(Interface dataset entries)
......
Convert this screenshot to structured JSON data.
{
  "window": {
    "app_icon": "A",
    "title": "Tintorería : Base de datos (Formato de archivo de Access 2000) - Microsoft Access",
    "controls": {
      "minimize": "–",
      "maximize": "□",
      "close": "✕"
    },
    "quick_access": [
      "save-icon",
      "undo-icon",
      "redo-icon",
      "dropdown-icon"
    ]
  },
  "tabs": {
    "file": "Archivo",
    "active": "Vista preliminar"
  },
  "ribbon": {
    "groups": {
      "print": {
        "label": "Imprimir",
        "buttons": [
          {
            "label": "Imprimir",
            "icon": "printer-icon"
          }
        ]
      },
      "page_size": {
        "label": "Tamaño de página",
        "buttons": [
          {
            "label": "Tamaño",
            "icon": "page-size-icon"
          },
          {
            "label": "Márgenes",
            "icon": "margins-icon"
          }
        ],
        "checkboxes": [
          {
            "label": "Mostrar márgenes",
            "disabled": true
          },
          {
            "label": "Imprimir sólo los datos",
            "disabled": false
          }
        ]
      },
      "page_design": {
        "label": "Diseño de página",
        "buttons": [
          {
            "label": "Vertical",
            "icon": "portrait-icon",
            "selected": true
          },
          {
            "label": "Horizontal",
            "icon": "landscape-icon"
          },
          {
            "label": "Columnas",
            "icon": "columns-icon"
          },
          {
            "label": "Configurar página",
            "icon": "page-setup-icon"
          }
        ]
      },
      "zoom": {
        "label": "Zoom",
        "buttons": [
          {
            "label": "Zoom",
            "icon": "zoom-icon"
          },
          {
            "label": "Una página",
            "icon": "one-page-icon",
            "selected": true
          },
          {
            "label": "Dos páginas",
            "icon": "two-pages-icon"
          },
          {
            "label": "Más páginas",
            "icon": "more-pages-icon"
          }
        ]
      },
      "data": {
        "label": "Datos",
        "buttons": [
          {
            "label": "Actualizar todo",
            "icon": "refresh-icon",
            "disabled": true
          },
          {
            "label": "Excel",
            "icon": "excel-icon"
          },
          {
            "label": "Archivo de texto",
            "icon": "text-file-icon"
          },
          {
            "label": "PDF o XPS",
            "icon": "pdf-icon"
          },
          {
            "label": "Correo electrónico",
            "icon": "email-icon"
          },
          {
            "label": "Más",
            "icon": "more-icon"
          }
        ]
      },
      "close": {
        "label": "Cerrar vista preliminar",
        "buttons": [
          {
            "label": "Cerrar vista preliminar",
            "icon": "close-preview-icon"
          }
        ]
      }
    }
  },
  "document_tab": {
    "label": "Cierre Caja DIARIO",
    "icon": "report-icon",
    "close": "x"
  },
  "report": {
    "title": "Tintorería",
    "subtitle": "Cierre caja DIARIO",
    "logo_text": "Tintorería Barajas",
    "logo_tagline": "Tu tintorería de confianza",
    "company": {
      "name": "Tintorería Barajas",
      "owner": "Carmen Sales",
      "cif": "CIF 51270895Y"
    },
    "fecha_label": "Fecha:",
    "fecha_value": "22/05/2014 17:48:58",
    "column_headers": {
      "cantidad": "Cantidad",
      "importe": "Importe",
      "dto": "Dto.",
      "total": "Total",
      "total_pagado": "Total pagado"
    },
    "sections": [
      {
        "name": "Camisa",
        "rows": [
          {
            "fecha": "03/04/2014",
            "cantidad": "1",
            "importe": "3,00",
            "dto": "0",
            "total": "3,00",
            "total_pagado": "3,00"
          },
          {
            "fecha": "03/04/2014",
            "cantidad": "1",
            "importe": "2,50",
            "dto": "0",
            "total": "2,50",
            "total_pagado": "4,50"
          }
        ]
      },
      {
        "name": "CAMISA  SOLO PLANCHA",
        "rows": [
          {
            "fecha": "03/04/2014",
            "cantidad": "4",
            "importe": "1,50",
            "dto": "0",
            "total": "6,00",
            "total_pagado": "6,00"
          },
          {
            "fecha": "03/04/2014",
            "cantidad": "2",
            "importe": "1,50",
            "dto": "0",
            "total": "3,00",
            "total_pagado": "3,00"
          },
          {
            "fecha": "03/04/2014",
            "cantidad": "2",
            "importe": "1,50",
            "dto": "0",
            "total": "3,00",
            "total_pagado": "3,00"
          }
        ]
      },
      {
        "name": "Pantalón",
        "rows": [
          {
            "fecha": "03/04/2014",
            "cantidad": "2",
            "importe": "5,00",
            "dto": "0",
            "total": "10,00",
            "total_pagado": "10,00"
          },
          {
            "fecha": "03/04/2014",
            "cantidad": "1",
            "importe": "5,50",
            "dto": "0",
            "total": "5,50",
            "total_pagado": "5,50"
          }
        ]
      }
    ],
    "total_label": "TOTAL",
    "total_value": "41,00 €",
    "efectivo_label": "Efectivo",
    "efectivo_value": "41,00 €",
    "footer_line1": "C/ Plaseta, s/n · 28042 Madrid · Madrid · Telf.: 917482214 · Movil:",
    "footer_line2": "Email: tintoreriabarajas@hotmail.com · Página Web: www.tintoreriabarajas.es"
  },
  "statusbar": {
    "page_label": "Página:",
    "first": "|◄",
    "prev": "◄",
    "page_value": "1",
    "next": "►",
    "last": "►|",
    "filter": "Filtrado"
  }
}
......
WHAT IS NEEDED: Write the entries out once more, exactly, without dropping a line.

EXERCISE OUTPUT:
Convert this screenshot to structured JSON data.
{
  "window": {
    "app_icon": "A",
    "title": "Tintorería : Base de datos (Formato de archivo de Access 2000) - Microsoft Access",
    "controls": {
      "minimize": "–",
      "maximize": "□",
      "close": "✕"
    },
    "quick_access": [
      "save-icon",
      "undo-icon",
      "redo-icon",
      "dropdown-icon"
    ]
  },
  "tabs": {
    "file": "Archivo",
    "active": "Vista preliminar"
  },
  "ribbon": {
    "groups": {
      "print": {
        "label": "Imprimir",
        "buttons": [
          {
            "label": "Imprimir",
            "icon": "printer-icon"
          }
        ]
      },
      "page_size": {
        "label": "Tamaño de página",
        "buttons": [
          {
            "label": "Tamaño",
            "icon": "page-size-icon"
          },
          {
            "label": "Márgenes",
            "icon": "margins-icon"
          }
        ],
        "checkboxes": [
          {
            "label": "Mostrar márgenes",
            "disabled": true
          },
          {
            "label": "Imprimir sólo los datos",
            "disabled": false
          }
        ]
      },
      "page_design": {
        "label": "Diseño de página",
        "buttons": [
          {
            "label": "Vertical",
            "icon": "portrait-icon",
            "selected": true
          },
          {
            "label": "Horizontal",
            "icon": "landscape-icon"
          },
          {
            "label": "Columnas",
            "icon": "columns-icon"
          },
          {
            "label": "Configurar página",
            "icon": "page-setup-icon"
          }
        ]
      },
      "zoom": {
        "label": "Zoom",
        "buttons": [
          {
            "label": "Zoom",
            "icon": "zoom-icon"
          },
          {
            "label": "Una página",
            "icon": "one-page-icon",
            "selected": true
          },
          {
            "label": "Dos páginas",
            "icon": "two-pages-icon"
          },
          {
            "label": "Más páginas",
            "icon": "more-pages-icon"
          }
        ]
      },
      "data": {
        "label": "Datos",
        "buttons": [
          {
            "label": "Actualizar todo",
            "icon": "refresh-icon",
            "disabled": true
          },
          {
            "label": "Excel",
            "icon": "excel-icon"
          },
          {
            "label": "Archivo de texto",
            "icon": "text-file-icon"
          },
          {
            "label": "PDF o XPS",
            "icon": "pdf-icon"
          },
          {
            "label": "Correo electrónico",
            "icon": "email-icon"
          },
          {
            "label": "Más",
            "icon": "more-icon"
          }
        ]
      },
      "close": {
        "label": "Cerrar vista preliminar",
        "buttons": [
          {
            "label": "Cerrar vista preliminar",
            "icon": "close-preview-icon"
          }
        ]
      }
    }
  },
  "document_tab": {
    "label": "Cierre Caja DIARIO",
    "icon": "report-icon",
    "close": "x"
  },
  "report": {
    "title": "Tintorería",
    "subtitle": "Cierre caja DIARIO",
    "logo_text": "Tintorería Barajas",
    "logo_tagline": "Tu tintorería de confianza",
    "company": {
      "name": "Tintorería Barajas",
      "owner": "Carmen Sales",
      "cif": "CIF 51270895Y"
    },
    "fecha_label": "Fecha:",
    "fecha_value": "22/05/2014 17:48:58",
    "column_headers": {
      "cantidad": "Cantidad",
      "importe": "Importe",
      "dto": "Dto.",
      "total": "Total",
      "total_pagado": "Total pagado"
    },
    "sections": [
      {
        "name": "Camisa",
        "rows": [
          {
            "fecha": "03/04/2014",
            "cantidad": "1",
            "importe": "3,00",
            "dto": "0",
            "total": "3,00",
            "total_pagado": "3,00"
          },
          {
            "fecha": "03/04/2014",
            "cantidad": "1",
            "importe": "2,50",
            "dto": "0",
            "total": "2,50",
            "total_pagado": "4,50"
          }
        ]
      },
      {
        "name": "CAMISA  SOLO PLANCHA",
        "rows": [
          {
            "fecha": "03/04/2014",
            "cantidad": "4",
            "importe": "1,50",
            "dto": "0",
            "total": "6,00",
            "total_pagado": "6,00"
          },
          {
            "fecha": "03/04/2014",
            "cantidad": "2",
            "importe": "1,50",
            "dto": "0",
            "total": "3,00",
            "total_pagado": "3,00"
          },
          {
            "fecha": "03/04/2014",
            "cantidad": "2",
            "importe": "1,50",
            "dto": "0",
            "total": "3,00",
            "total_pagado": "3,00"
          }
        ]
      },
      {
        "name": "Pantalón",
        "rows": [
          {
            "fecha": "03/04/2014",
            "cantidad": "2",
            "importe": "5,00",
            "dto": "0",
            "total": "10,00",
            "total_pagado": "10,00"
          },
          {
            "fecha": "03/04/2014",
            "cantidad": "1",
            "importe": "5,50",
            "dto": "0",
            "total": "5,50",
            "total_pagado": "5,50"
          }
        ]
      }
    ],
    "total_label": "TOTAL",
    "total_value": "41,00 €",
    "efectivo_label": "Efectivo",
    "efectivo_value": "41,00 €",
    "footer_line1": "C/ Plaseta, s/n · 28042 Madrid · Madrid · Telf.: 917482214 · Movil:",
    "footer_line2": "Email: tintoreriabarajas@hotmail.com · Página Web: www.tintoreriabarajas.es"
  },
  "statusbar": {
    "page_label": "Página:",
    "first": "|◄",
    "prev": "◄",
    "page_value": "1",
    "next": "►",
    "last": "►|",
    "filter": "Filtrado"
  }
}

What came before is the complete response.